→ Brief: Give back the entire listing verbatim.

→ Data provided:
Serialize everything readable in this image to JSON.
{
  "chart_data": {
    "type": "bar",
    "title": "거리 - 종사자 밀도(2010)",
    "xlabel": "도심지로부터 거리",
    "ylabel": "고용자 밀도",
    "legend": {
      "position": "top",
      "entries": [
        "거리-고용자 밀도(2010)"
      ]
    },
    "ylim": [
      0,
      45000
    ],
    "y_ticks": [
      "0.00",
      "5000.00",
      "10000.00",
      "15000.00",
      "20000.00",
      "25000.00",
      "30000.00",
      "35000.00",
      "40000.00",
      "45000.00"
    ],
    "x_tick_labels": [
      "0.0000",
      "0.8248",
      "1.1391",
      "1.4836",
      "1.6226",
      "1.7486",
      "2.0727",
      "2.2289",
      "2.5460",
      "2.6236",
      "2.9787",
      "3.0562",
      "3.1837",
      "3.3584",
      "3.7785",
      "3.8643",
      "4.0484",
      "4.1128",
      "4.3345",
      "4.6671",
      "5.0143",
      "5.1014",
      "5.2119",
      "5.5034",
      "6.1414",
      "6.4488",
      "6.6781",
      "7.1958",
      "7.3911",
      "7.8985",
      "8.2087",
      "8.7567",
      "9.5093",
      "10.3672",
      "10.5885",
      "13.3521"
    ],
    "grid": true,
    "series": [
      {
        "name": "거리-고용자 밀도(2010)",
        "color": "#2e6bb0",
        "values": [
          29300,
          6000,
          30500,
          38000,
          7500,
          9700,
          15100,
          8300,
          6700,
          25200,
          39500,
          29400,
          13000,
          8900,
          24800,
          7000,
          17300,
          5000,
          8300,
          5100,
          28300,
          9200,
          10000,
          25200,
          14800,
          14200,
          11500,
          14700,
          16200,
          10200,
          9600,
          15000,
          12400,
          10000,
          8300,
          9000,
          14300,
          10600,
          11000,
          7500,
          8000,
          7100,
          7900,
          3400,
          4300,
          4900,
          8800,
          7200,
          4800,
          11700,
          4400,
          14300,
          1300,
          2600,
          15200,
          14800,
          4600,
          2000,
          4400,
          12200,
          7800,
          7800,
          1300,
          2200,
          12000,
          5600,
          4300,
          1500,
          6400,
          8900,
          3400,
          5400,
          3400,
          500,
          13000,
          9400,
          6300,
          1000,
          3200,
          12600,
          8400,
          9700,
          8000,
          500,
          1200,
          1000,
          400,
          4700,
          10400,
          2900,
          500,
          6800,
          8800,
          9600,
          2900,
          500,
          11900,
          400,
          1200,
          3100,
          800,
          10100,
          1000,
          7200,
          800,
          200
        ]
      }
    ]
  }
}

→ Correct response:
Serialize everything readable in this image to JSON.
{
  "chart_data": {
    "type": "bar",
    "title": "거리 - 종사자 밀도(2010)",
    "xlabel": "도심지로부터 거리",
    "ylabel": "고용자 밀도",
    "legend": {
      "position": "top",
      "entries": [
        "거리-고용자 밀도(2010)"
      ]
    },
    "ylim": [
      0,
      45000
    ],
    "y_ticks": [
      "0.00",
      "5000.00",
      "10000.00",
      "15000.00",
      "20000.00",
      "25000.00",
      "30000.00",
      "35000.00",
      "40000.00",
      "45000.00"
    ],
    "x_tick_labels": [
      "0.0000",
      "0.8248",
      "1.1391",
      "1.4836",
      "1.6226",
      "1.7486",
      "2.0727",
      "2.2289",
      "2.5460",
      "2.6236",
      "2.9787",
      "3.0562",
      "3.1837",
      "3.3584",
      "3.7785",
      "3.8643",
      "4.0484",
      "4.1128",
      "4.3345",
      "4.6671",
      "5.0143",
      "5.1014",
      "5.2119",
      "5.5034",
      "6.1414",
      "6.4488",
      "6.6781",
      "7.1958",
      "7.3911",
      "7.8985",
      "8.2087",
      "8.7567",
      "9.5093",
      "10.3672",
      "10.5885",
      "13.3521"
    ],
    "grid": true,
    "series": [
      {
        "name": "거리-고용자 밀도(2010)",
        "color": "#2e6bb0",
        "values": [
          29300,
          6000,
          30500,
          38000,
          7500,
          9700,
          15100,
          8300,
          6700,
          25200,
          39500,
          29400,
          13000,
          8900,
          24800,
          7000,
          17300,
          5000,
          8300,
          5100,
          28300,
          9200,
          10000,
          25200,
          14800,
          14200,
          11500,
          14700,
          16200,
          10200,
          9600,
          15000,
          12400,
          10000,
          8300,
          9000,
          14300,
          10600,
          11000,
          7500,
          8000,
          7100,
          7900,
          3400,
          4300,
          4900,
          8800,
          7200,
          4800,
          11700,
          4400,
          14300,
          1300,
          2600,
          15200,
          14800,
          4600,
          2000,
          4400,
          12200,
          7800,
          7800,
          1300,
          2200,
          12000,
          5600,
          4300,
          1500,
          6400,
          8900,
          3400,
          5400,
          3400,
          500,
          13000,
          9400,
          6300,
          1000,
          3200,
          12600,
          8400,
          9700,
          8000,
          500,
          1200,
          1000,
          400,
          4700,
          10400,
          2900,
          500,
          6800,
          8800,
          9600,
          2900,
          500,
          11900,
          400,
          1200,
          3100,
          800,
          10100,
          1000,
          7200,
          800,
          200
        ]
      }
    ]
  }
}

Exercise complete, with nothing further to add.